## Set task
Reproduce the entries word for word, beginning at the first line and ending after the line that contains "option-d[interactable] xyxy=(380,179,786,198)".

## Entries supplied
========

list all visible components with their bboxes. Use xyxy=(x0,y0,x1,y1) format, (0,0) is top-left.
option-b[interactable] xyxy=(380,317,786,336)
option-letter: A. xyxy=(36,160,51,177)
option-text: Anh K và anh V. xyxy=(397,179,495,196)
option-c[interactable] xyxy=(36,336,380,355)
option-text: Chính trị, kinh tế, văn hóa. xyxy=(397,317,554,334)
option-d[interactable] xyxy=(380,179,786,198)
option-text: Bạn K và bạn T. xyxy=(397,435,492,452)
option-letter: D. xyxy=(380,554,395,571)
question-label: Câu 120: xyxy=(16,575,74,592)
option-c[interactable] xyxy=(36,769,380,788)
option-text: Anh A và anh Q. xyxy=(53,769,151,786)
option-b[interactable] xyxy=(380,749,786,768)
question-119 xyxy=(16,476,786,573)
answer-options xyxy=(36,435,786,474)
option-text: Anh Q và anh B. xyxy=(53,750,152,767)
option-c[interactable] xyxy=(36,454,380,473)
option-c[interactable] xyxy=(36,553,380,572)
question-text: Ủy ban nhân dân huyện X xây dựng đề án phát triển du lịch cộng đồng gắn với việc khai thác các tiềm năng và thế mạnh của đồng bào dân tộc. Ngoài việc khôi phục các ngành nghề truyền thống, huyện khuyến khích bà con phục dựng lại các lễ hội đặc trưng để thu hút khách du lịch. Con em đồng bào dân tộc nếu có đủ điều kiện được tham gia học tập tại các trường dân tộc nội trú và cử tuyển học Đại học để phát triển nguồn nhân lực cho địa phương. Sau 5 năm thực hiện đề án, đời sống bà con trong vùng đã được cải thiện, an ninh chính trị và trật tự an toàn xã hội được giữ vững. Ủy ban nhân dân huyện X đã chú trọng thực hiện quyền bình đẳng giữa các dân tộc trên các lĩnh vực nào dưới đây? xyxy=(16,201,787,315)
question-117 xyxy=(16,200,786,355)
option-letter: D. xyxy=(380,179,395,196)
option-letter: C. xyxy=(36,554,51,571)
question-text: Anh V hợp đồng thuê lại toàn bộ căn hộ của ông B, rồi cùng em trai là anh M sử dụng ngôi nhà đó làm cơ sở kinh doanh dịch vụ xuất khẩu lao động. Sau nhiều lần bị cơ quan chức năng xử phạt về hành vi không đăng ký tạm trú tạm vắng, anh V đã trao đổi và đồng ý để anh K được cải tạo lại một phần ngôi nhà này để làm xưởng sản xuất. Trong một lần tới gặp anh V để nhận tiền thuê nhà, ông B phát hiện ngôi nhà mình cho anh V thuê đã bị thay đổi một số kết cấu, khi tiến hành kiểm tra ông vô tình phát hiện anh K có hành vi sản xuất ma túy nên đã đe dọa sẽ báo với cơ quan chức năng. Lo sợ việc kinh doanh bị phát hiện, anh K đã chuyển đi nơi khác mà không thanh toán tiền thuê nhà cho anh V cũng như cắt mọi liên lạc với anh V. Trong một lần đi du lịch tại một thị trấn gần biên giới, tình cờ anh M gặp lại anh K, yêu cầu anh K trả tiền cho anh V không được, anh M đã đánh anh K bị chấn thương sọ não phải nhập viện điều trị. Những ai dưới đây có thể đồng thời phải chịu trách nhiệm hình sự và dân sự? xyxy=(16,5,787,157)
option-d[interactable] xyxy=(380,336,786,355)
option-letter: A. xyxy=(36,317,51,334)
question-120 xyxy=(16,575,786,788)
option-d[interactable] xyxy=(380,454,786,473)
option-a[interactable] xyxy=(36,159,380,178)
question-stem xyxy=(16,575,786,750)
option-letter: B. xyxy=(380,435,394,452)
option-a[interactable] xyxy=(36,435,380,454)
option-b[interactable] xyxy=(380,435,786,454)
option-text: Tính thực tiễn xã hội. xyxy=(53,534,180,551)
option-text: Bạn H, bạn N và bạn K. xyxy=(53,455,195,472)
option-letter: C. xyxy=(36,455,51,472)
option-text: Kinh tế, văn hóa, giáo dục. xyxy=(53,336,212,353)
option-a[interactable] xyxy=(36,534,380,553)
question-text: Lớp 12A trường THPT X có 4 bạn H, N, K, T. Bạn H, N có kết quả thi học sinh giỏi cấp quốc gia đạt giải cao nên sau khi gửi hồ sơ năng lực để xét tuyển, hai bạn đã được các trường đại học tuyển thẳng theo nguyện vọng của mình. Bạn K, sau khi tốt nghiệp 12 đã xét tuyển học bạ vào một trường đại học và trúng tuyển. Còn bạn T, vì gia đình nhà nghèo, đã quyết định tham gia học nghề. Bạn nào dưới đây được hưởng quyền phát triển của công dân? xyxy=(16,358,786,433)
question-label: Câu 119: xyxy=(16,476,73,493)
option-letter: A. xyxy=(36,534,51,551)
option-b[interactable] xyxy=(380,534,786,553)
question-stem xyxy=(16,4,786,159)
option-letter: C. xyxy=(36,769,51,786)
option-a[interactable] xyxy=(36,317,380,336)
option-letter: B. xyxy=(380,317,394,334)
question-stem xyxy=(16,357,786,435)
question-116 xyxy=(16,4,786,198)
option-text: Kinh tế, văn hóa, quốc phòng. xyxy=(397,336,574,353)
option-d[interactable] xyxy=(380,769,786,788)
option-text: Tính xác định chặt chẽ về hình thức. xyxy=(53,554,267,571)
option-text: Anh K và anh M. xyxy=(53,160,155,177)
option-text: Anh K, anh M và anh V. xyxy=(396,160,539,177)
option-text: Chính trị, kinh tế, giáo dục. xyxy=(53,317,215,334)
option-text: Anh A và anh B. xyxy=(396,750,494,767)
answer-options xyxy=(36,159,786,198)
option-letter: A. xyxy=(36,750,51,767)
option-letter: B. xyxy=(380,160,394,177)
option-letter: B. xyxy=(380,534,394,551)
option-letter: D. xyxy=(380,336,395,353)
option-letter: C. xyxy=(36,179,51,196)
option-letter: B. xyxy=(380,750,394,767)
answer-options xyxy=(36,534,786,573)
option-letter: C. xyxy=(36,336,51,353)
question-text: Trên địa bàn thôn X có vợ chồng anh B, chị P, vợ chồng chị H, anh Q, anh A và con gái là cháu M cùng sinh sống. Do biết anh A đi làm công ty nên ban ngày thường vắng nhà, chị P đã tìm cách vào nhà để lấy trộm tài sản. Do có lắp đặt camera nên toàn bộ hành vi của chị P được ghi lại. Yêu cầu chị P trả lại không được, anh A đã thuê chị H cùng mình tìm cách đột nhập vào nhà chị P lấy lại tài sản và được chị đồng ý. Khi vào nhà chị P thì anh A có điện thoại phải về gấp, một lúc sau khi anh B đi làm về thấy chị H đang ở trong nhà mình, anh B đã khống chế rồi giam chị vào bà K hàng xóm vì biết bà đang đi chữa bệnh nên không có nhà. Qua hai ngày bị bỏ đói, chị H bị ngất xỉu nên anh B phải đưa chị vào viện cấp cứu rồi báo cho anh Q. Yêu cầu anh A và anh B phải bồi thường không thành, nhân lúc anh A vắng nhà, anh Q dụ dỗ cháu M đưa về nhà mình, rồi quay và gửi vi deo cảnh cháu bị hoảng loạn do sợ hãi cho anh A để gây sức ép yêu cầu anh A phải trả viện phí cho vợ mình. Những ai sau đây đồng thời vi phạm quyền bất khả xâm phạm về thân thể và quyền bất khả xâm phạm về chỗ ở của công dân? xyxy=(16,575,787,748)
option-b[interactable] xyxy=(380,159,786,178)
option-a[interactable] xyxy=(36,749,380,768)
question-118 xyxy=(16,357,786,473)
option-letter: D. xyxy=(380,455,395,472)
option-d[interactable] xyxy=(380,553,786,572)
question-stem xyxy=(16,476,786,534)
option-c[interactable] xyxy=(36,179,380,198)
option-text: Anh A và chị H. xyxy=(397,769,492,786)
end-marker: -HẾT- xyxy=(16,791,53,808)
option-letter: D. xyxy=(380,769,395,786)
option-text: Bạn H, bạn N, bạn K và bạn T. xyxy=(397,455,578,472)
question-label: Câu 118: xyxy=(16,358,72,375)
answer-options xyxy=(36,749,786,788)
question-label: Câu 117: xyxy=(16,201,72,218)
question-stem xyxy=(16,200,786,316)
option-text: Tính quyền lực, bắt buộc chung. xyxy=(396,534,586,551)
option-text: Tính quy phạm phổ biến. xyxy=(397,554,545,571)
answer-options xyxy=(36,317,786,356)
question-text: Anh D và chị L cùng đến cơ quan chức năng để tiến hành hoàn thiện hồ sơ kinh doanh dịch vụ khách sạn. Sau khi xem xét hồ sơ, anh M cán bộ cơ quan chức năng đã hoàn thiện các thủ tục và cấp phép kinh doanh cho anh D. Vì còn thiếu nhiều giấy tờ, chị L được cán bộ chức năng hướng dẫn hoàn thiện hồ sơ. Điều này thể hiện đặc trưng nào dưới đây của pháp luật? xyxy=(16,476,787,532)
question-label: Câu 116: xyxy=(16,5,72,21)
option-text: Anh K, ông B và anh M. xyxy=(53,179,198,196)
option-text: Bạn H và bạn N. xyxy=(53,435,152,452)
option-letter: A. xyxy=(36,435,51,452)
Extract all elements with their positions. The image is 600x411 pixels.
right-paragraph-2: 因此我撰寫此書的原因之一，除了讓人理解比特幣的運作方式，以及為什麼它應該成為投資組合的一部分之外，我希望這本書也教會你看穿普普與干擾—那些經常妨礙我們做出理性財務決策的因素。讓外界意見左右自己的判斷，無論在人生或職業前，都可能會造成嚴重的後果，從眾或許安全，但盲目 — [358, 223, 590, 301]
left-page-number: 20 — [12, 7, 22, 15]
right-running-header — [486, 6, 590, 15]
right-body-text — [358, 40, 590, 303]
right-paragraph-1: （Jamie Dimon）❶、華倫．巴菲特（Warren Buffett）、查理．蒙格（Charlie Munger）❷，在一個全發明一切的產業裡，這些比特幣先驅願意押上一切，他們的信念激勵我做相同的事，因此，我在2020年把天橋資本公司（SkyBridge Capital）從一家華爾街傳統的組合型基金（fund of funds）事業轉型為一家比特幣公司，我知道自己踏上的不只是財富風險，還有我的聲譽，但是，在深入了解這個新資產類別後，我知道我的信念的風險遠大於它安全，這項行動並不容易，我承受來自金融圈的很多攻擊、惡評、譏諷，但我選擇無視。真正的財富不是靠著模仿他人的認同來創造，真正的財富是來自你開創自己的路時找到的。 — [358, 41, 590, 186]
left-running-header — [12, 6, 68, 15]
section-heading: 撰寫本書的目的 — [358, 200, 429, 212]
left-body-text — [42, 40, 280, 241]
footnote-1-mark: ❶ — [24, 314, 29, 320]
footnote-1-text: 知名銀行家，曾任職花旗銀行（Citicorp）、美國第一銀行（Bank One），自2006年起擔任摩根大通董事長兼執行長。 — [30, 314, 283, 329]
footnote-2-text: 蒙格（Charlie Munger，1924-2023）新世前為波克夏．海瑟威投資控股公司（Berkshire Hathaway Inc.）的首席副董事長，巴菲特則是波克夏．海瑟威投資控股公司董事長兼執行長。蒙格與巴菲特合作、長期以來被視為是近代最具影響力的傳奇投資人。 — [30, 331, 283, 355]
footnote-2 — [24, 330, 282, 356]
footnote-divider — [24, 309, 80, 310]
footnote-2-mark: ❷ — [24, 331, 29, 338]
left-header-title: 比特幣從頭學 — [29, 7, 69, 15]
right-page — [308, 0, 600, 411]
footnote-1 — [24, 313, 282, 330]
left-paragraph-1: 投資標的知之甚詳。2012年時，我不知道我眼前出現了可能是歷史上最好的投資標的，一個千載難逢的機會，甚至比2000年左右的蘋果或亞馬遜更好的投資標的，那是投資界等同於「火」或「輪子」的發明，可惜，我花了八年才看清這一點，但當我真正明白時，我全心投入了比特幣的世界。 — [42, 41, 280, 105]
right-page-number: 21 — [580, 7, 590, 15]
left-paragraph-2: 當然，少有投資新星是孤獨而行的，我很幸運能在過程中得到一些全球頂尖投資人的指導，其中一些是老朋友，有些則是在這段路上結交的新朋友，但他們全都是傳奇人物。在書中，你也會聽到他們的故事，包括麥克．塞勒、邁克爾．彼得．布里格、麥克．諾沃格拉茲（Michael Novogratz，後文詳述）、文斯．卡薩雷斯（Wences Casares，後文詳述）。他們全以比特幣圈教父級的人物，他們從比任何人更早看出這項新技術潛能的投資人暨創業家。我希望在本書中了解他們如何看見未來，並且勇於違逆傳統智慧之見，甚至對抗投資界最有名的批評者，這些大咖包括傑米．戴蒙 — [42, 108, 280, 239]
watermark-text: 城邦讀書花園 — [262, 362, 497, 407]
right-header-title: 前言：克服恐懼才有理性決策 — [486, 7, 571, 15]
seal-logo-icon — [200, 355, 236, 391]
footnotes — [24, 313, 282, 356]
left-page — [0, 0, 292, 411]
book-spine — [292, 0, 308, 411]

========

## The reply
list all visible components with their bboxes. Use xyxy=(x0,y0,x1,y1) format, (0,0) is top-left.
option-b[interactable] xyxy=(380,317,786,336)
option-letter: A. xyxy=(36,160,51,177)
option-text: Anh K và anh V. xyxy=(397,179,495,196)
option-c[interactable] xyxy=(36,336,380,355)
option-text: Chính trị, kinh tế, văn hóa. xyxy=(397,317,554,334)
option-d[interactable] xyxy=(380,179,786,198)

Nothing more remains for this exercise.